* **BRIEF**:
Write every line out verbatim and omit the pictures.

* **MATERIAL SUPPLIED**:
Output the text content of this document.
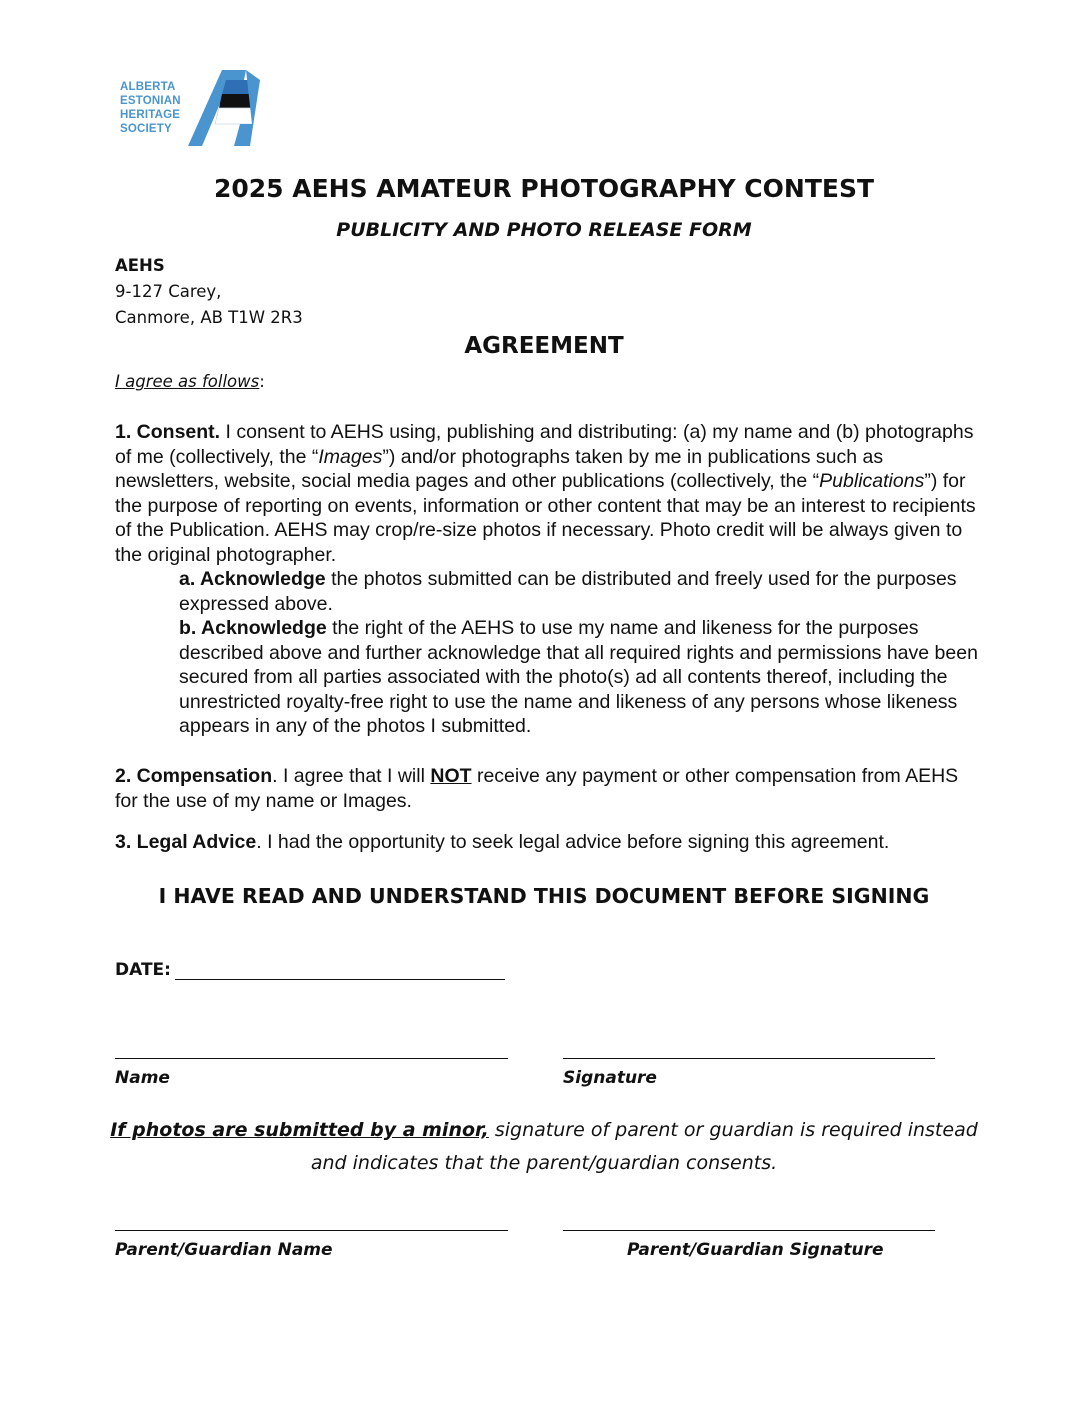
ALBERTA
ESTONIAN
HERITAGE
SOCIETY
2025 AEHS AMATEUR PHOTOGRAPHY CONTEST
PUBLICITY AND PHOTO RELEASE FORM
AEHS
9-127 Carey,
Canmore, AB T1W 2R3
AGREEMENT
I agree as follows:
1. Consent. I consent to AEHS using, publishing and distributing: (a) my name and (b) photographs of me (collectively, the “Images”) and/or photographs taken by me in publications such as newsletters, website, social media pages and other publications (collectively, the “Publications”) for the purpose of reporting on events, information or other content that may be an interest to recipients of the Publication. AEHS may crop/re-size photos if necessary. Photo credit will be always given to the original photographer.
a. Acknowledge the photos submitted can be distributed and freely used for the purposes expressed above.
b. Acknowledge the right of the AEHS to use my name and likeness for the purposes described above and further acknowledge that all required rights and permissions have been secured from all parties associated with the photo(s) ad all contents thereof, including the unrestricted royalty-free right to use the name and likeness of any persons whose likeness appears in any of the photos I submitted.
2. Compensation. I agree that I will NOT receive any payment or other compensation from AEHS for the use of my name or Images.
3. Legal Advice. I had the opportunity to seek legal advice before signing this agreement.
I HAVE READ AND UNDERSTAND THIS DOCUMENT BEFORE SIGNING
DATE:
Name	Signature
If photos are submitted by a minor, signature of parent or guardian is required instead and indicates that the parent/guardian consents.
Parent/Guardian Name	Parent/Guardian Signature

* **ANSWER BELOW**:
Output the text content of this document.
ALBERTA
ESTONIAN
HERITAGE
SOCIETY
2025 AEHS AMATEUR PHOTOGRAPHY CONTEST
PUBLICITY AND PHOTO RELEASE FORM
AEHS
9-127 Carey,
Canmore, AB T1W 2R3
AGREEMENT
I agree as follows:
1. Consent. I consent to AEHS using, publishing and distributing: (a) my name and (b) photographs of me (collectively, the “Images”) and/or photographs taken by me in publications such as newsletters, website, social media pages and other publications (collectively, the “Publications”) for the purpose of reporting on events, information or other content that may be an interest to recipients of the Publication. AEHS may crop/re-size photos if necessary. Photo credit will be always given to the original photographer.
a. Acknowledge the photos submitted can be distributed and freely used for the purposes expressed above.
b. Acknowledge the right of the AEHS to use my name and likeness for the purposes described above and further acknowledge that all required rights and permissions have been secured from all parties associated with the photo(s) ad all contents thereof, including the unrestricted royalty-free right to use the name and likeness of any persons whose likeness appears in any of the photos I submitted.
2. Compensation. I agree that I will NOT receive any payment or other compensation from AEHS for the use of my name or Images.
3. Legal Advice. I had the opportunity to seek legal advice before signing this agreement.
I HAVE READ AND UNDERSTAND THIS DOCUMENT BEFORE SIGNING
DATE:
Name	Signature
If photos are submitted by a minor, signature of parent or guardian is required instead and indicates that the parent/guardian consents.
Parent/Guardian Name	Parent/Guardian Signature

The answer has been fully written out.